_The exercise:_
Set down the listing from its first line through the line containing "post-username[interactable]: sarahmgellar —", both included, reproducing each character without change.

_Supplied information:_
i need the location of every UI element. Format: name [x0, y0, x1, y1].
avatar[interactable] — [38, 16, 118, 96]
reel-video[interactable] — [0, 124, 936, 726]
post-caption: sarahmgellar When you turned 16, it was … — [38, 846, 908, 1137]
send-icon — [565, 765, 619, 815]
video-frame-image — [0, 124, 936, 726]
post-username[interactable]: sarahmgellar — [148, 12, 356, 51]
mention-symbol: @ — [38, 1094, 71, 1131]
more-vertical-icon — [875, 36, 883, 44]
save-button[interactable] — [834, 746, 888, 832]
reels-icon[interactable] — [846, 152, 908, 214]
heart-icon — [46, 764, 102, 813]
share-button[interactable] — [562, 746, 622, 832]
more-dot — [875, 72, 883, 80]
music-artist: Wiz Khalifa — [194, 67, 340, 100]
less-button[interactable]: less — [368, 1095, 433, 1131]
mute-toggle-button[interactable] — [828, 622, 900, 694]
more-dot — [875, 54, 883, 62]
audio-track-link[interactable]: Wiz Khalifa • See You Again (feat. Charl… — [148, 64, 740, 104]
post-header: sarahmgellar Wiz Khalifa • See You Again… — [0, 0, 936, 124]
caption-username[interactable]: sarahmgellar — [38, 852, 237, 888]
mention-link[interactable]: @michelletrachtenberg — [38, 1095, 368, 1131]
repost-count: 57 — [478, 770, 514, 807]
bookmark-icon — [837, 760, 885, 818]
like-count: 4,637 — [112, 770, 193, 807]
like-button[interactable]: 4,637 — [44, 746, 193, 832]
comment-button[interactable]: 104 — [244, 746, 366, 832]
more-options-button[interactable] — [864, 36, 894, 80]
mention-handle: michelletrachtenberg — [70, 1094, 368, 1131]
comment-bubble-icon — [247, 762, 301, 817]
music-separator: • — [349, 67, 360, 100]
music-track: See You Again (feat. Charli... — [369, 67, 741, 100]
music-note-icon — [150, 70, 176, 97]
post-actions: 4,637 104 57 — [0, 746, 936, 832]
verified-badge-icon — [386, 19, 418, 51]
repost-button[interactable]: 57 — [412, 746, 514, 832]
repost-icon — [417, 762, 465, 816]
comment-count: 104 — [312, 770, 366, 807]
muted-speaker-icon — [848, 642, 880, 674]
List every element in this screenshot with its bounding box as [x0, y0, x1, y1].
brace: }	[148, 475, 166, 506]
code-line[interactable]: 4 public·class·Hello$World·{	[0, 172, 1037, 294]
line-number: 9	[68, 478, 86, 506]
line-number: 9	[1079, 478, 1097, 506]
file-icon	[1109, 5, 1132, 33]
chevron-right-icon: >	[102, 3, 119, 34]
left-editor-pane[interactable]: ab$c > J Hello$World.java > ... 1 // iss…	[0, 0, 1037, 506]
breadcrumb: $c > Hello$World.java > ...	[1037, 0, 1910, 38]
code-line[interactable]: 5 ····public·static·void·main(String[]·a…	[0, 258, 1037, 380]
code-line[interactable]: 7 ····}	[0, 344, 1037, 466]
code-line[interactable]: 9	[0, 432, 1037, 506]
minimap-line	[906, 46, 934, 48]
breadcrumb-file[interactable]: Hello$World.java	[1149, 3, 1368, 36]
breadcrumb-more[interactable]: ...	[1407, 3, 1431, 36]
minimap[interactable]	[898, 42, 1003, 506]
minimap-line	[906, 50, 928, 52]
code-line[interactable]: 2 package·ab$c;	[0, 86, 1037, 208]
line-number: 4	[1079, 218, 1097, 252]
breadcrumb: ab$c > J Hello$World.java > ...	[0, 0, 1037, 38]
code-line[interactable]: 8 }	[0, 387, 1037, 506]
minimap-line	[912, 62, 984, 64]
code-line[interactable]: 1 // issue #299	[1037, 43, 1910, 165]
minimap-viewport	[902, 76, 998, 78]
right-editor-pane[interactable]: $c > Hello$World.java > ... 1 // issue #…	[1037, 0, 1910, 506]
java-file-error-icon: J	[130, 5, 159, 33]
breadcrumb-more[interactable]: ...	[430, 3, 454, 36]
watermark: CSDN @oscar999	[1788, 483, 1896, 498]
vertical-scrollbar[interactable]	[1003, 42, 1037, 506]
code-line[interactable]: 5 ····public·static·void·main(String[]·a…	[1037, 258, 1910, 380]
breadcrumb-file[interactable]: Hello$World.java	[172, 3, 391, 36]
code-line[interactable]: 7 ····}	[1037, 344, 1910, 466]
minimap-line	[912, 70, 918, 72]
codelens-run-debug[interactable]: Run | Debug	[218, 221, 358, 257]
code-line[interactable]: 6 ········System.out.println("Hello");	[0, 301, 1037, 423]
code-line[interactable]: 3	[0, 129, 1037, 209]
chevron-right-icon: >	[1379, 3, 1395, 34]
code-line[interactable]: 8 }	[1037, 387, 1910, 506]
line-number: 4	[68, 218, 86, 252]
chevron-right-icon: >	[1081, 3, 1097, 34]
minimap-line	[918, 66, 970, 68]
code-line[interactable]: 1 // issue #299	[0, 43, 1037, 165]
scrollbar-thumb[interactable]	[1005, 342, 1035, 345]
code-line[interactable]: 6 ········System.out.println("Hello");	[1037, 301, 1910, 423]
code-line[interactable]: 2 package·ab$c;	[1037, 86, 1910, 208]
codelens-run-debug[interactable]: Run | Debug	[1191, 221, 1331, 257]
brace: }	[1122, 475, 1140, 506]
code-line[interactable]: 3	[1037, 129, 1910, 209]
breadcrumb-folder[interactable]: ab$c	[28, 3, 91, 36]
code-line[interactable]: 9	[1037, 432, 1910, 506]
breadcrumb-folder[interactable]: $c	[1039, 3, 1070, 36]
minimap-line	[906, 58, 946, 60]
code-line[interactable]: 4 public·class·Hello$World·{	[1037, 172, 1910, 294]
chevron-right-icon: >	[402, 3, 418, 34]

_Exercise output:_
i need the location of every UI element. Format: name [x0, y0, x1, y1].
avatar[interactable] — [38, 16, 118, 96]
reel-video[interactable] — [0, 124, 936, 726]
post-caption: sarahmgellar When you turned 16, it was … — [38, 846, 908, 1137]
send-icon — [565, 765, 619, 815]
video-frame-image — [0, 124, 936, 726]
post-username[interactable]: sarahmgellar — [148, 12, 356, 51]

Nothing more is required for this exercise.